== Items
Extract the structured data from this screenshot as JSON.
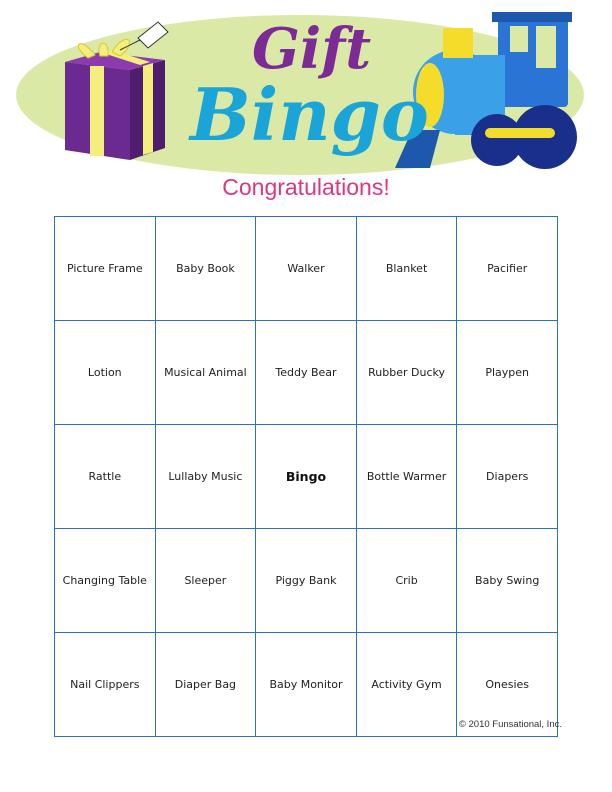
{
  "header": {
    "title_line1": "Gift",
    "title_line2": "Bingo",
    "subtitle": "Congratulations!"
  },
  "icons": [
    "gift-box-icon",
    "toy-train-icon"
  ],
  "colors": {
    "ellipse": "#dbe9a6",
    "gift_title": "#7b2a96",
    "bingo_title": "#1aa4d8",
    "subtitle": "#e0357f",
    "grid_border": "#2b6fd1"
  },
  "board": {
    "rows": [
      [
        "Picture Frame",
        "Baby Book",
        "Walker",
        "Blanket",
        "Pacifier"
      ],
      [
        "Lotion",
        "Musical Animal",
        "Teddy Bear",
        "Rubber Ducky",
        "Playpen"
      ],
      [
        "Rattle",
        "Lullaby Music",
        "Bingo",
        "Bottle Warmer",
        "Diapers"
      ],
      [
        "Changing Table",
        "Sleeper",
        "Piggy Bank",
        "Crib",
        "Baby Swing"
      ],
      [
        "Nail Clippers",
        "Diaper Bag",
        "Baby Monitor",
        "Activity Gym",
        "Onesies"
      ]
    ]
  },
  "footer": {
    "copyright": "© 2010 Funsational, Inc."
  }
}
====
▸ **What this task involves**
Quote the preceding records in their entirety, excluding every picture.

▸ **Completed task**
Extract the structured data from this screenshot as JSON.
{
  "header": {
    "title_line1": "Gift",
    "title_line2": "Bingo",
    "subtitle": "Congratulations!"
  },
  "icons": [
    "gift-box-icon",
    "toy-train-icon"
  ],
  "colors": {
    "ellipse": "#dbe9a6",
    "gift_title": "#7b2a96",
    "bingo_title": "#1aa4d8",
    "subtitle": "#e0357f",
    "grid_border": "#2b6fd1"
  },
  "board": {
    "rows": [
      [
        "Picture Frame",
        "Baby Book",
        "Walker",
        "Blanket",
        "Pacifier"
      ],
      [
        "Lotion",
        "Musical Animal",
        "Teddy Bear",
        "Rubber Ducky",
        "Playpen"
      ],
      [
        "Rattle",
        "Lullaby Music",
        "Bingo",
        "Bottle Warmer",
        "Diapers"
      ],
      [
        "Changing Table",
        "Sleeper",
        "Piggy Bank",
        "Crib",
        "Baby Swing"
      ],
      [
        "Nail Clippers",
        "Diaper Bag",
        "Baby Monitor",
        "Activity Gym",
        "Onesies"
      ]
    ]
  },
  "footer": {
    "copyright": "© 2010 Funsational, Inc."
  }
}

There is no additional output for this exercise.